Consegne =>
#1 In base al brano sul giorno di liberazione fiscale, spiega a che cosa è dovuta la discesa della pressione fiscale prevista per quest'anno.
#2 Riporta tutti gli anni scritti in cifre che compaiono nel brano sul giorno di liberazione fiscale.
#3 Riscrivi la parte del brano sul giorno di liberazione fiscale compresa tra "Un esercizio, secondo" e "portafogli degli italiani.", estremi inclusi, e sostituisci "smisurato" con "enorme".

Un esercizio, secondo l’Associazione Artigiani di Mestre, del tutto astratto che, comunque, dà la dimensione di quanto sia smisurato il prelievo fiscale e contributivo dai portafogli degli italiani.

In che modo si è giunti a individuare il 2 giugno come il “Giorno di liberazione fiscale” del 2018? L’Ufficio studi della Cgia ha preso in esame la stima del Pil nazionale di quest’anno e l’ha suddiviso per 365 giorni, ottenendo così un dato medio giornaliero. Successivamente, ha considerato le previsioni di gettito dei contributi previdenziali, delle imposte e delle tasse che i percettori di reddito verseranno nel 2018 e le ha rapportate al Pil giornaliero. Il risultato di questa operazione ha consentito di calcolare il “Giorno di liberazione fiscale” di quest’anno. 

«Al netto di eventuali manovre correttive – afferma il coordinatore dell’Ufficio studi della Cgia, Paolo Zabeo – quest’anno la pressione fiscale è destinata a scendere di mezzo punto percentuale rispetto al dato medio del 2017, per attestarsi, al lordo dell’effetto del bonus Renzi, al 42,1%. Una discesa ancora troppo lenta e quasi impercettibile che, per l’anno in corso, è ascrivibile, in particolar modo, alla crescita del Pil e solo in minima parte alla diminuzione delle tasse».  

Sebbene sia in calo dal 2013, negli ultimi 25 anni il “Tax freedom day” più “precoce” si è verificato nel 2005. In quell’occasione, con il Governo Berlusconi II, la pressione fiscale si attestò al 39,1% e ai contribuenti italiani bastò raggiungere il 24 maggio (143 giorni lavorativi) per scrollarsi di dosso il giogo fiscale.

Dati forniti =>
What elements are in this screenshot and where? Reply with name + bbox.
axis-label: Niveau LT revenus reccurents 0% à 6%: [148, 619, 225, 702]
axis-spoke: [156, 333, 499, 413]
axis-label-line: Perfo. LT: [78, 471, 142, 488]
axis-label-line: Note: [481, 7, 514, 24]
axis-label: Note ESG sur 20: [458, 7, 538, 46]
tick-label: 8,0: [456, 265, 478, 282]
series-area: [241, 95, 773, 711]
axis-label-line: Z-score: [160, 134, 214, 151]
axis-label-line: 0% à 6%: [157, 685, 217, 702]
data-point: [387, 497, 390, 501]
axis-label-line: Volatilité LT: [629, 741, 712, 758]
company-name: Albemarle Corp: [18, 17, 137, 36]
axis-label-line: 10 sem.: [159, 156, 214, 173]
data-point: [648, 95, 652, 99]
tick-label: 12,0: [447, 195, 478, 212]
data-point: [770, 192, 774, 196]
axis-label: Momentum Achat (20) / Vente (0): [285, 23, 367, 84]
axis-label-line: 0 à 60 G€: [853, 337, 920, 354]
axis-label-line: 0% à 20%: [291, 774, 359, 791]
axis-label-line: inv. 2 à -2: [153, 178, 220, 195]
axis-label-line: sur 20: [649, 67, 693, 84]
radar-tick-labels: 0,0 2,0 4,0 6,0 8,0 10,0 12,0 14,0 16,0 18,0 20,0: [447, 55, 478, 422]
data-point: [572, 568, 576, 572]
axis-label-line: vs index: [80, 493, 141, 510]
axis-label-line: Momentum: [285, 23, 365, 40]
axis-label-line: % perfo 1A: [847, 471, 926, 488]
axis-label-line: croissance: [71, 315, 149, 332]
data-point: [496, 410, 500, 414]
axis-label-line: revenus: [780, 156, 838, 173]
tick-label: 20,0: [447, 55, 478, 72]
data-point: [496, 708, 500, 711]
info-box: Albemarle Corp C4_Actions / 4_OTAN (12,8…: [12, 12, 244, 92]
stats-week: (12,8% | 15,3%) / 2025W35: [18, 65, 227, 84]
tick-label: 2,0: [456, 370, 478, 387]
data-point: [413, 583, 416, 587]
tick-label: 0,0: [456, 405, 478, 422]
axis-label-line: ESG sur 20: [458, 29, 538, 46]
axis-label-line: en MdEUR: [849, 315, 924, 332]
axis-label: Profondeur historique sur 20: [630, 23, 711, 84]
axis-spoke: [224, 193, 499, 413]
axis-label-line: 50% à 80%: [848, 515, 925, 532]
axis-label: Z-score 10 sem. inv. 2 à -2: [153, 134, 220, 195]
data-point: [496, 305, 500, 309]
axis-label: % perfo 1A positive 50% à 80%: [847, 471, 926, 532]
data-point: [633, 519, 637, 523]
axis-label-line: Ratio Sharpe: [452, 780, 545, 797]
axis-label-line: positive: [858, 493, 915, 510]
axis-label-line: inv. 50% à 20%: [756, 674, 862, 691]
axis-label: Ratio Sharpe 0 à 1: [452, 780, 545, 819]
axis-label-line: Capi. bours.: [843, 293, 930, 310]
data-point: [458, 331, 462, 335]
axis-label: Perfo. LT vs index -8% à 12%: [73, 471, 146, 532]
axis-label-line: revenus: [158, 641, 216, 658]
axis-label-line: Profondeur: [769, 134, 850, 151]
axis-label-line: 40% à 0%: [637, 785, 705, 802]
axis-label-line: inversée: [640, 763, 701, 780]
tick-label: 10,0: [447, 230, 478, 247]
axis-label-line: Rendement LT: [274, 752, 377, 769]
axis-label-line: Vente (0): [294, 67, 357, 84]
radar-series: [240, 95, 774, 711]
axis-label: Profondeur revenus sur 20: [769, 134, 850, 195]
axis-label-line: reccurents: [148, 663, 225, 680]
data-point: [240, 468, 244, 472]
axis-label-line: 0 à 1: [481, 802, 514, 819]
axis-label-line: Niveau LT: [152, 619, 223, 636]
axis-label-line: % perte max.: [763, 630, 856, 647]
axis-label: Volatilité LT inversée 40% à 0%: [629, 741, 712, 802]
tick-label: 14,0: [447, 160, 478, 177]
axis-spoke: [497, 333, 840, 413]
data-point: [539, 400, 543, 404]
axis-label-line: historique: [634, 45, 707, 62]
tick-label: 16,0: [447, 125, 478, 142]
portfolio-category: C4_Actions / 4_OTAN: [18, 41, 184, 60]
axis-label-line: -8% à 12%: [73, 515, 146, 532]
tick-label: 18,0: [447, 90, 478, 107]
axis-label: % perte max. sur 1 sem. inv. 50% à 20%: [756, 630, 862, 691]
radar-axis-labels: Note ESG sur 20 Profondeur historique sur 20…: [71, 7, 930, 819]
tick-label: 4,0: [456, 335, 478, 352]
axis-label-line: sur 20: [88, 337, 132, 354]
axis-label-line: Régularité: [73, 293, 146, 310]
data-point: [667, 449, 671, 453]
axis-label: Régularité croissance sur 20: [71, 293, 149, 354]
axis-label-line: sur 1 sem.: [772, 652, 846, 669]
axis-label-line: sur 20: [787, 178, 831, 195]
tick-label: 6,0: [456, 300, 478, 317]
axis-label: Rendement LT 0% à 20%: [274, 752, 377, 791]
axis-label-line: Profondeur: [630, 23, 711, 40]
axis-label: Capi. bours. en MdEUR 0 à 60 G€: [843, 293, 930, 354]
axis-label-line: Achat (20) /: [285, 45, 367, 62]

Risposte attese =>
#1 Secondo il coordinatore dell'Ufficio studi della Cgia, la pressione fiscale scende di mezzo punto percentuale rispetto al dato medio del 2017. Questa discesa si deve soprattutto alla crescita del Pil e solo in minima parte alla diminuzione delle tasse.

#2 2018, 2017, 2013, 2005

#3
Un esercizio, secondo l’Associazione Artigiani di Mestre, del tutto astratto che, comunque, dà la dimensione di quanto sia enorme il prelievo fiscale e contributivo dai portafogli degli italiani.